### TO DO:
Collect each line holding the string "number".

### EXERCISE DATA:
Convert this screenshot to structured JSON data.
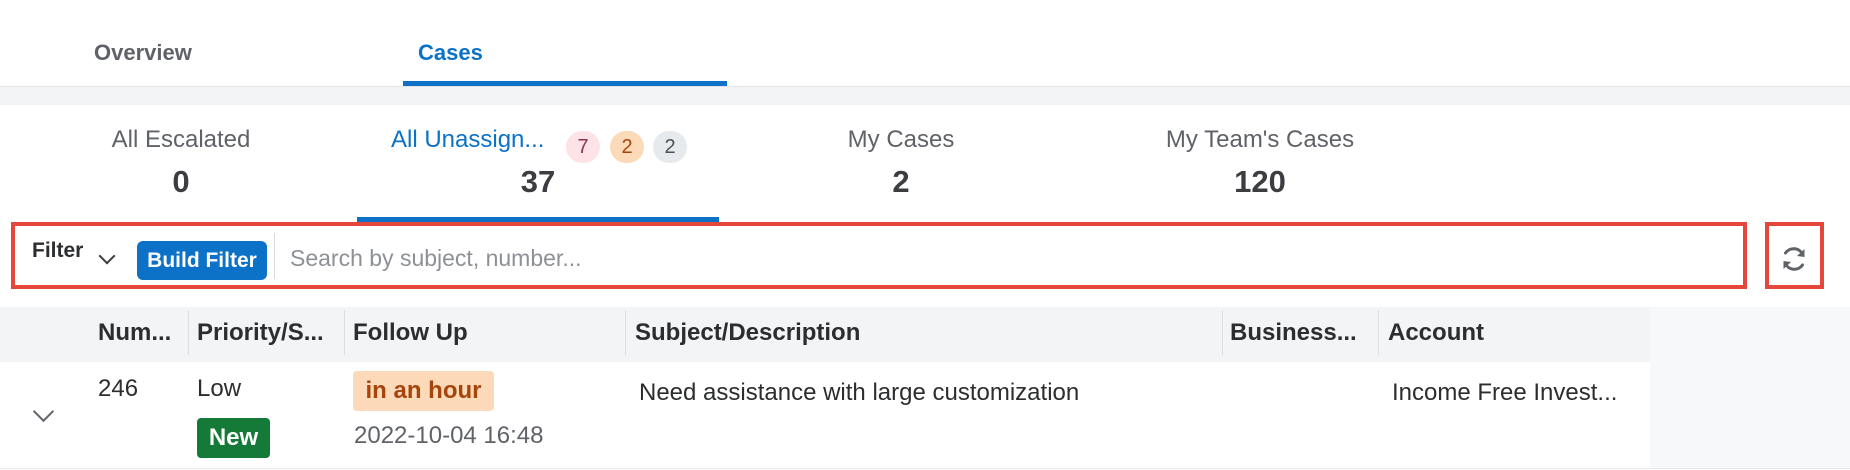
{
  "top_tabs": [
    {
      "label": "Overview"
    },
    {
      "label": "Cases"
    }
  ],
  "saved_views": [
    {
      "label": "All Escalated",
      "count": "0"
    },
    {
      "label": "All Unassign...",
      "count": "37",
      "badges": [
        {
          "value": "7",
          "color": "#fde3e8",
          "text_color": "#8a3357"
        },
        {
          "value": "2",
          "color": "#fcd9b8",
          "text_color": "#a5450c"
        },
        {
          "value": "2",
          "color": "#e7eaed",
          "text_color": "#4c5157"
        }
      ]
    },
    {
      "label": "My Cases",
      "count": "2"
    },
    {
      "label": "My Team's Cases",
      "count": "120"
    }
  ],
  "filter": {
    "dropdown_label": "Filter",
    "build_label": "Build Filter",
    "search_placeholder": "Search by subject, number..."
  },
  "icons": {
    "refresh": "refresh-icon",
    "expand": "chevron-down-icon",
    "filter_dropdown": "chevron-down-icon"
  },
  "table": {
    "columns": [
      "Num...",
      "Priority/S...",
      "Follow Up",
      "Subject/Description",
      "Business...",
      "Account"
    ],
    "rows": [
      {
        "number": "246",
        "priority": "Low",
        "status": "New",
        "follow_up_badge": "in an hour",
        "follow_up_date": "2022-10-04 16:48",
        "subject": "Need assistance with large customization",
        "business": "",
        "account": "Income Free Invest..."
      }
    ]
  },
  "colors": {
    "accent": "#0b72c8",
    "highlight_frame": "#e5483b",
    "status_new": "#157a38",
    "follow_up_bg": "#fcd9b8"
  }
}
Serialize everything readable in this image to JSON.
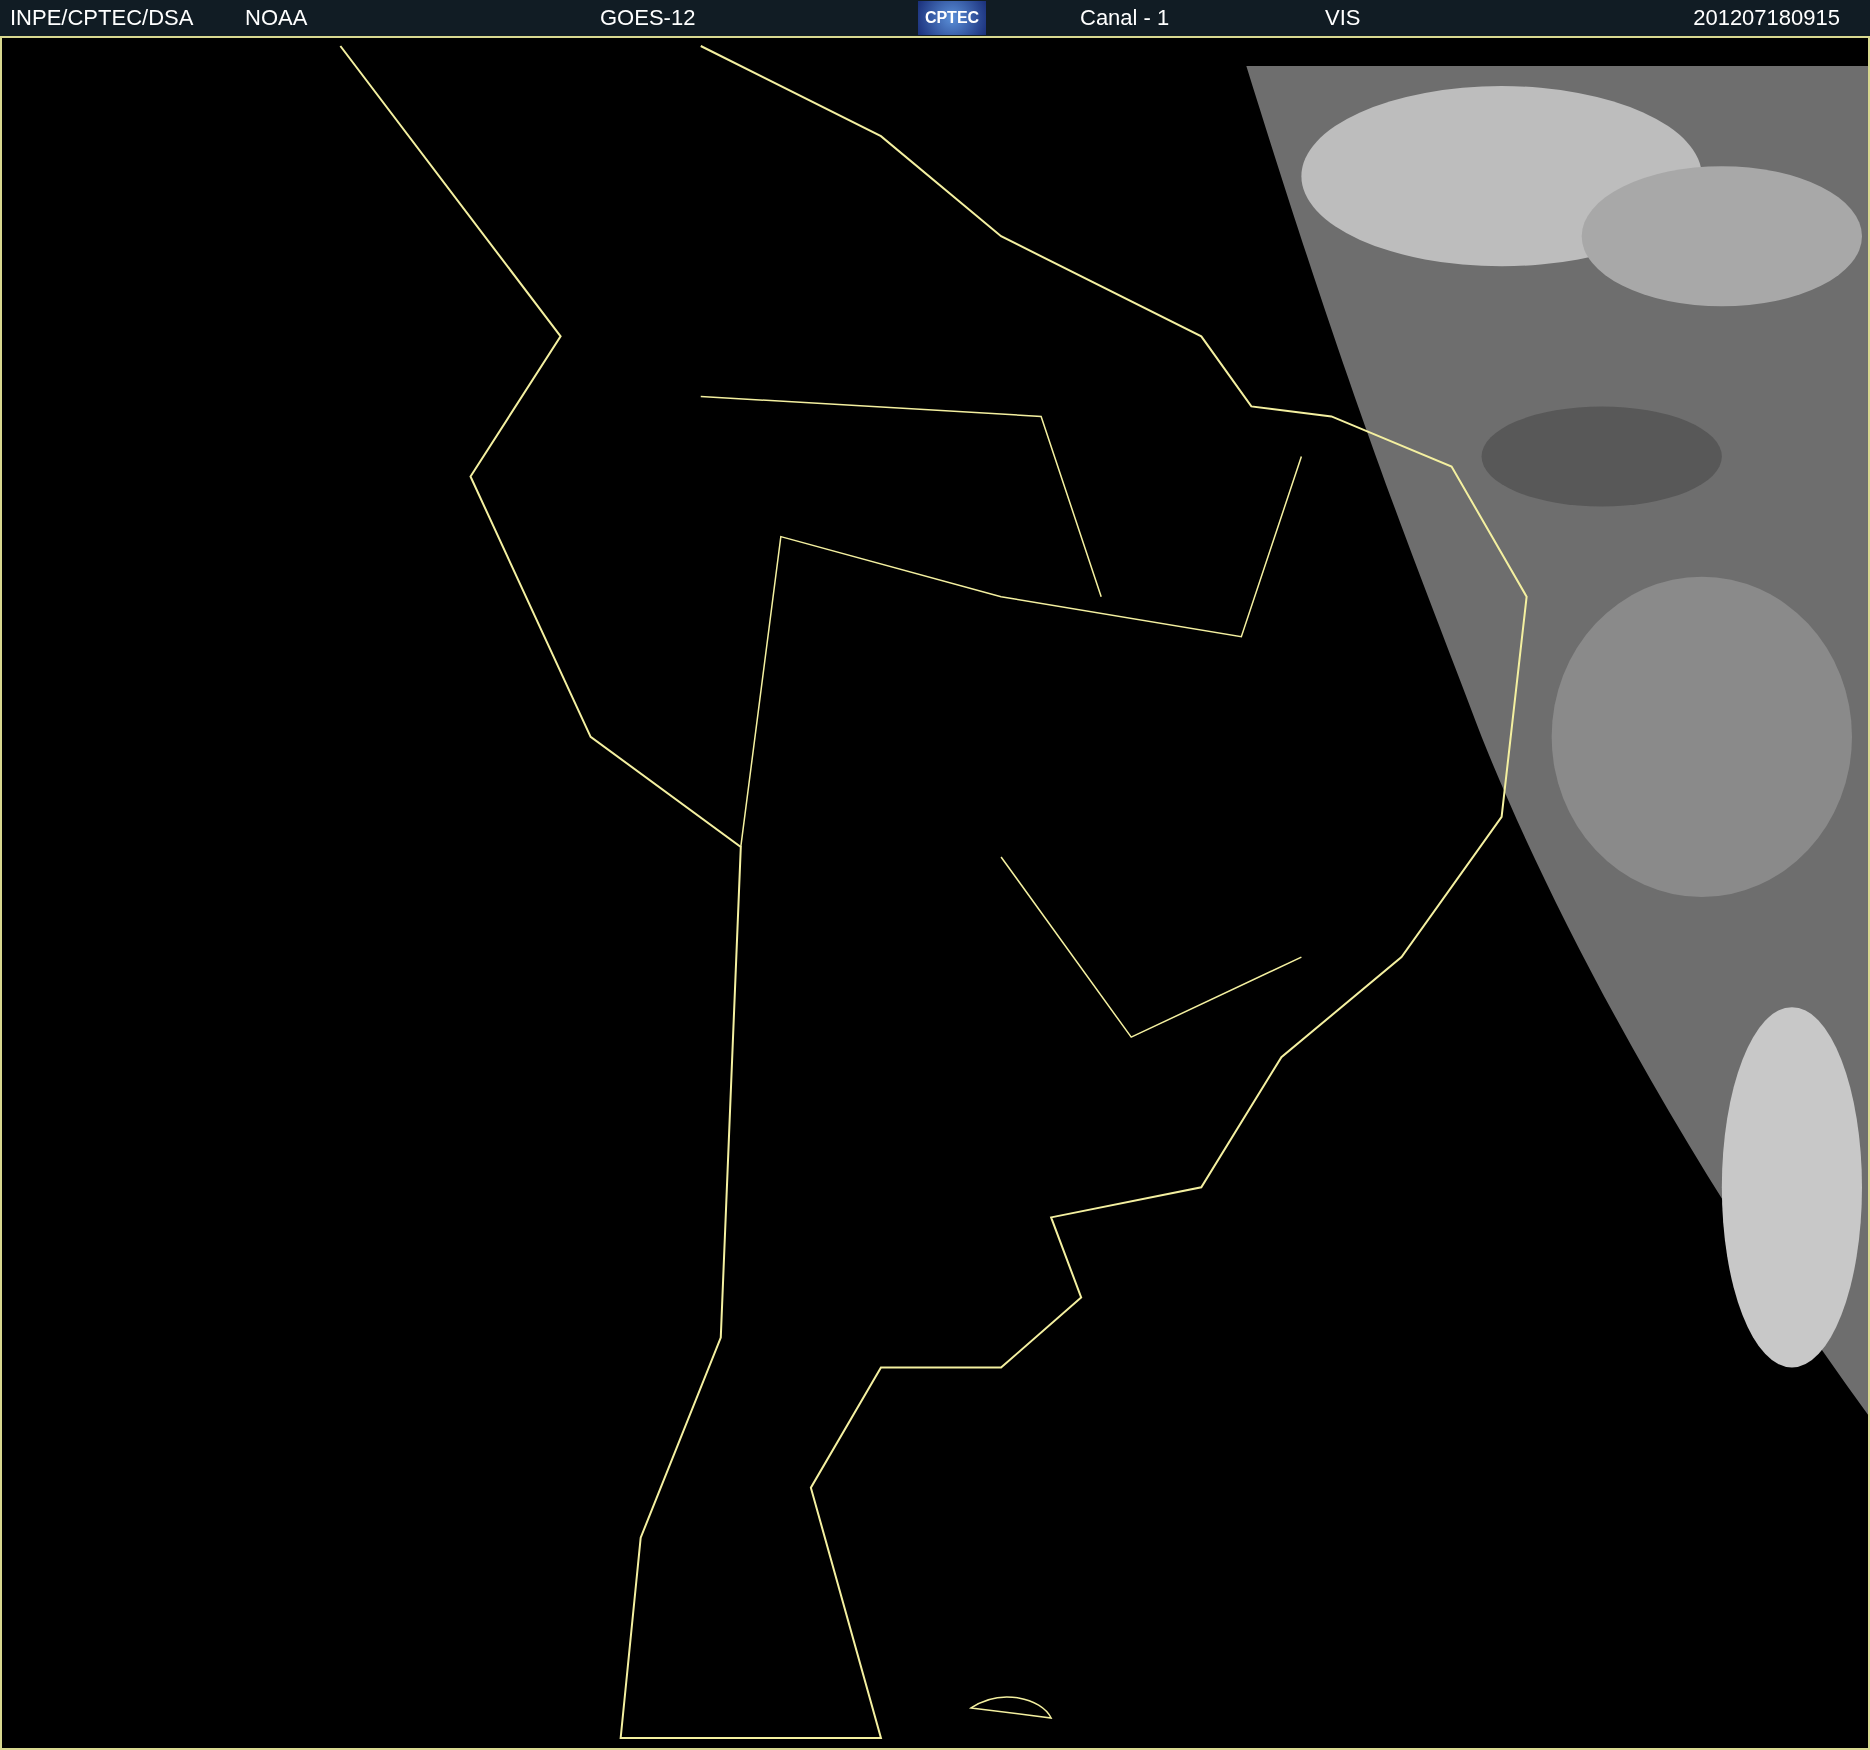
{
  "header": {
    "institution": "INPE/CPTEC/DSA",
    "agency": "NOAA",
    "satellite": "GOES-12",
    "logo": "CPTEC",
    "channel": "Canal - 1",
    "band": "VIS",
    "timestamp": "201207180915"
  }
}
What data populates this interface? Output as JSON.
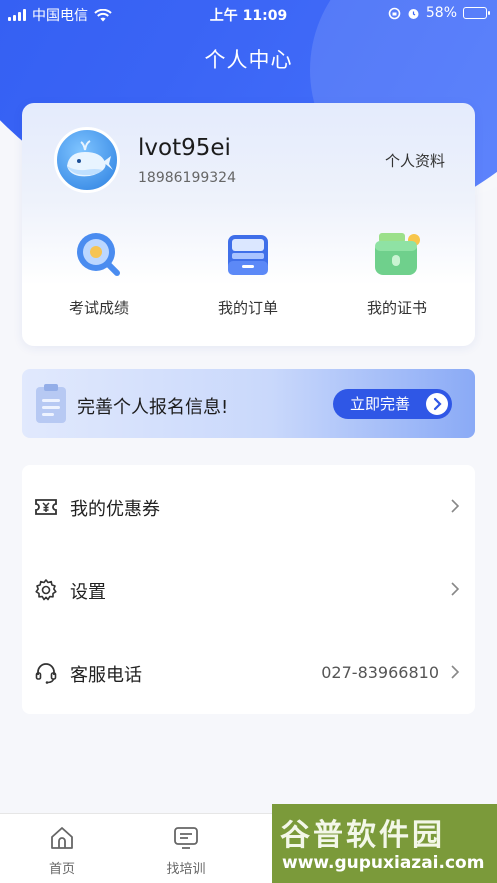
{
  "status_bar": {
    "carrier": "中国电信",
    "time": "上午 11:09",
    "battery": "58%",
    "battery_level": 0.58
  },
  "page_title": "个人中心",
  "profile": {
    "username": "lvot95ei",
    "phone": "18986199324",
    "profile_link": "个人资料"
  },
  "quick_actions": [
    {
      "label": "考试成绩",
      "icon": "search-result-icon"
    },
    {
      "label": "我的订单",
      "icon": "order-box-icon"
    },
    {
      "label": "我的证书",
      "icon": "certificate-wallet-icon"
    }
  ],
  "banner": {
    "text": "完善个人报名信息!",
    "button": "立即完善"
  },
  "menu": [
    {
      "label": "我的优惠券",
      "value": "",
      "icon": "coupon-icon"
    },
    {
      "label": "设置",
      "value": "",
      "icon": "gear-icon"
    },
    {
      "label": "客服电话",
      "value": "027-83966810",
      "icon": "headset-icon"
    }
  ],
  "tabs": [
    {
      "label": "首页",
      "icon": "home-icon"
    },
    {
      "label": "找培训",
      "icon": "training-icon"
    }
  ],
  "watermark": {
    "title": "谷普软件园",
    "url": "www.gupuxiazai.com"
  },
  "colors": {
    "primary": "#2f57e6",
    "header": "#3a64f5"
  }
}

### SOLUTION FOR THIS EXERCISE:
    "search_placeholder": "Search by subject, number..."
        "number": "246",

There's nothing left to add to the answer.